GIVEN TASK:
Can you print every record below exactly as written?

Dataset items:
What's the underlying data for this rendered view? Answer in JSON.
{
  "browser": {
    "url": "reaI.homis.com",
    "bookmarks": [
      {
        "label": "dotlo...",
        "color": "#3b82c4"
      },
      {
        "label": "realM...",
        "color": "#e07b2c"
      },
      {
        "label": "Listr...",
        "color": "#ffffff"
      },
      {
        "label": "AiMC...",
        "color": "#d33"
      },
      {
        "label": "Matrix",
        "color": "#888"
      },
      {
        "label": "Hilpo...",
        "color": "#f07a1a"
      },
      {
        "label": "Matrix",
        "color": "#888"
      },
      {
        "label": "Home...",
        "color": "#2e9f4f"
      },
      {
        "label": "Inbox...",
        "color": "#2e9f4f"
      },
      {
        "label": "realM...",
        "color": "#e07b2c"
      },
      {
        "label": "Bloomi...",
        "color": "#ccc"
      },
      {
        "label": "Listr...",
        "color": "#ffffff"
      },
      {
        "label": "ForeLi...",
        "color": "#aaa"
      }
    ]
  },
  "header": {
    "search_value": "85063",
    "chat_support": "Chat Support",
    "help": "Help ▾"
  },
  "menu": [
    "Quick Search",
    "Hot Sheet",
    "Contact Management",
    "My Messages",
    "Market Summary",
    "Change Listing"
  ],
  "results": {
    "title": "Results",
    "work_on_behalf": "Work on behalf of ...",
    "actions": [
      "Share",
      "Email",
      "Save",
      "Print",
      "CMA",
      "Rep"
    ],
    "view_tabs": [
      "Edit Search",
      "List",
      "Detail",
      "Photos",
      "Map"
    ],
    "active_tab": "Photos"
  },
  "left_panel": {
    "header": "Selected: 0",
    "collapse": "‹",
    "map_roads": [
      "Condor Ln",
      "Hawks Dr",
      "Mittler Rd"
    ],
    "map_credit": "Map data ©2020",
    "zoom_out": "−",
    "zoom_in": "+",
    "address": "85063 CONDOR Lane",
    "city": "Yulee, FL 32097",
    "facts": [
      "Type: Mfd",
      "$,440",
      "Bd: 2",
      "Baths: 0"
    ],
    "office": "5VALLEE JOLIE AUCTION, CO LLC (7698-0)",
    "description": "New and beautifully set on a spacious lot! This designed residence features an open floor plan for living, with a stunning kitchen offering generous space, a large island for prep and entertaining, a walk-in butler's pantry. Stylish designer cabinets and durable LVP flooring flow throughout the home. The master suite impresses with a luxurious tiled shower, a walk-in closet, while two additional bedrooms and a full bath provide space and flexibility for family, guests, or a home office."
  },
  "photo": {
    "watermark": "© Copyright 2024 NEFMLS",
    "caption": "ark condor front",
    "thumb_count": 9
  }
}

SOLUTION TO THE PROBLEM:
What's the underlying data for this rendered view? Answer in JSON.
{
  "browser": {
    "url": "reaI.homis.com",
    "bookmarks": [
      {
        "label": "dotlo...",
        "color": "#3b82c4"
      },
      {
        "label": "realM...",
        "color": "#e07b2c"
      },
      {
        "label": "Listr...",
        "color": "#ffffff"
      },
      {
        "label": "AiMC...",
        "color": "#d33"
      },
      {
        "label": "Matrix",
        "color": "#888"
      },
      {
        "label": "Hilpo...",
        "color": "#f07a1a"
      },
      {
        "label": "Matrix",
        "color": "#888"
      },
      {
        "label": "Home...",
        "color": "#2e9f4f"
      },
      {
        "label": "Inbox...",
        "color": "#2e9f4f"
      },
      {
        "label": "realM...",
        "color": "#e07b2c"
      },
      {
        "label": "Bloomi...",
        "color": "#ccc"
      },
      {
        "label": "Listr...",
        "color": "#ffffff"
      },
      {
        "label": "ForeLi...",
        "color": "#aaa"
      }
    ]
  },
  "header": {
    "search_value": "85063",
    "chat_support": "Chat Support",
    "help": "Help ▾"
  },
  "menu": [
    "Quick Search",
    "Hot Sheet",
    "Contact Management",
    "My Messages",
    "Market Summary",
    "Change Listing"
  ],
  "results": {
    "title": "Results",
    "work_on_behalf": "Work on behalf of ...",
    "actions": [
      "Share",
      "Email",
      "Save",
      "Print",
      "CMA",
      "Rep"
    ],
    "view_tabs": [
      "Edit Search",
      "List",
      "Detail",
      "Photos",
      "Map"
    ],
    "active_tab": "Photos"
  },
  "left_panel": {
    "header": "Selected: 0",
    "collapse": "‹",
    "map_roads": [
      "Condor Ln",
      "Hawks Dr",
      "Mittler Rd"
    ],
    "map_credit": "Map data ©2020",
    "zoom_out": "−",
    "zoom_in": "+",
    "address": "85063 CONDOR Lane",
    "city": "Yulee, FL 32097",
    "facts": [
      "Type: Mfd",
      "$,440",
      "Bd: 2",
      "Baths: 0"
    ],
    "office": "5VALLEE JOLIE AUCTION, CO LLC (7698-0)",
    "description": "New and beautifully set on a spacious lot! This designed residence features an open floor plan for living, with a stunning kitchen offering generous space, a large island for prep and entertaining, a walk-in butler's pantry. Stylish designer cabinets and durable LVP flooring flow throughout the home. The master suite impresses with a luxurious tiled shower, a walk-in closet, while two additional bedrooms and a full bath provide space and flexibility for family, guests, or a home office."
  },
  "photo": {
    "watermark": "© Copyright 2024 NEFMLS",
    "caption": "ark condor front",
    "thumb_count": 9
  }
}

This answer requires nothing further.